#### Task:
Copy, in full, each line of the material that holds the word "color".

#### Task material:
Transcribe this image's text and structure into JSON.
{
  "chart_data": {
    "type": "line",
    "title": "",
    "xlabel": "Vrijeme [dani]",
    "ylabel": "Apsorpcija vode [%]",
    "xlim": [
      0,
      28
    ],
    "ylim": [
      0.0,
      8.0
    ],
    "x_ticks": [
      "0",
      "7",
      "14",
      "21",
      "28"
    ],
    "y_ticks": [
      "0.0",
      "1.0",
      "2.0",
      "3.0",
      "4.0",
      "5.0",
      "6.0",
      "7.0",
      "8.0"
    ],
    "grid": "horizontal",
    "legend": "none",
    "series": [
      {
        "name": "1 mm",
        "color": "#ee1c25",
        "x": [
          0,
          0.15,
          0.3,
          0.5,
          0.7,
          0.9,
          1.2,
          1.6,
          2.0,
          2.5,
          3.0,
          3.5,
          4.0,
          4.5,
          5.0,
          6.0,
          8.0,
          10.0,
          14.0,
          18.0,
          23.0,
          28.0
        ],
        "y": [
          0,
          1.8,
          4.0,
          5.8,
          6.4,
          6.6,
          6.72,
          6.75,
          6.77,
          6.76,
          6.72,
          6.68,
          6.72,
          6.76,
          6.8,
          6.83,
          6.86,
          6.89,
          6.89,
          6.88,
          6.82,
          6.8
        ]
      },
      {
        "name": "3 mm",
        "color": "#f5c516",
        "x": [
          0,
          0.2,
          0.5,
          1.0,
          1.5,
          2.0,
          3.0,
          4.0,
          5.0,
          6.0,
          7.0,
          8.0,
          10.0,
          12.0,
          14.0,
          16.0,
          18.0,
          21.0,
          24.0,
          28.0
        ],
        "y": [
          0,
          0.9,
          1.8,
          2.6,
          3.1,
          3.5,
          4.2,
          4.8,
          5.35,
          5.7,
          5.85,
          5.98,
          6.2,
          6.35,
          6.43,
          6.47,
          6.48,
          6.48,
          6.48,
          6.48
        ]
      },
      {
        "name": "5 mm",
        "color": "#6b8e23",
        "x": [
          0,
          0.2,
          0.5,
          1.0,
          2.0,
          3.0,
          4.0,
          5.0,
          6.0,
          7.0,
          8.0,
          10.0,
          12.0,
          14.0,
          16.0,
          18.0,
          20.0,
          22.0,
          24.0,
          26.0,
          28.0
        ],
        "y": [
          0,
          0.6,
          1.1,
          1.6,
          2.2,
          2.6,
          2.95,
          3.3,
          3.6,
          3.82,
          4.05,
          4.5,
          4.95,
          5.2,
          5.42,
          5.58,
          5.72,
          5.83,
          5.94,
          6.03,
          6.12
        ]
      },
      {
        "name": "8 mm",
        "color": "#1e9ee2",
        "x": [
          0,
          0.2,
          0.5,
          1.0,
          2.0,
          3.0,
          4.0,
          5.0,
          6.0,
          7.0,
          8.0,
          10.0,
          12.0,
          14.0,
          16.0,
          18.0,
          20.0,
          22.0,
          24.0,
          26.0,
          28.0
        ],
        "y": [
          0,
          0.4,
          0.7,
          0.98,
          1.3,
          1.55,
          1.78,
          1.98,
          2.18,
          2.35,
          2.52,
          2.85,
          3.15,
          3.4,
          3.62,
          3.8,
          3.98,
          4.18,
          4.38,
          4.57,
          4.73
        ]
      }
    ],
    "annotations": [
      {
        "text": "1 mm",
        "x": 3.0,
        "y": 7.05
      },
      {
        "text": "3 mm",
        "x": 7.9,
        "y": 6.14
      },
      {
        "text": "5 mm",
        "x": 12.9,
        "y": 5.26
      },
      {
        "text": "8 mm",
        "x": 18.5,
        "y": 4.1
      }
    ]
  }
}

#### Task output:
        "color": "#ee1c25",
        "color": "#f5c516",
        "color": "#6b8e23",
        "color": "#1e9ee2",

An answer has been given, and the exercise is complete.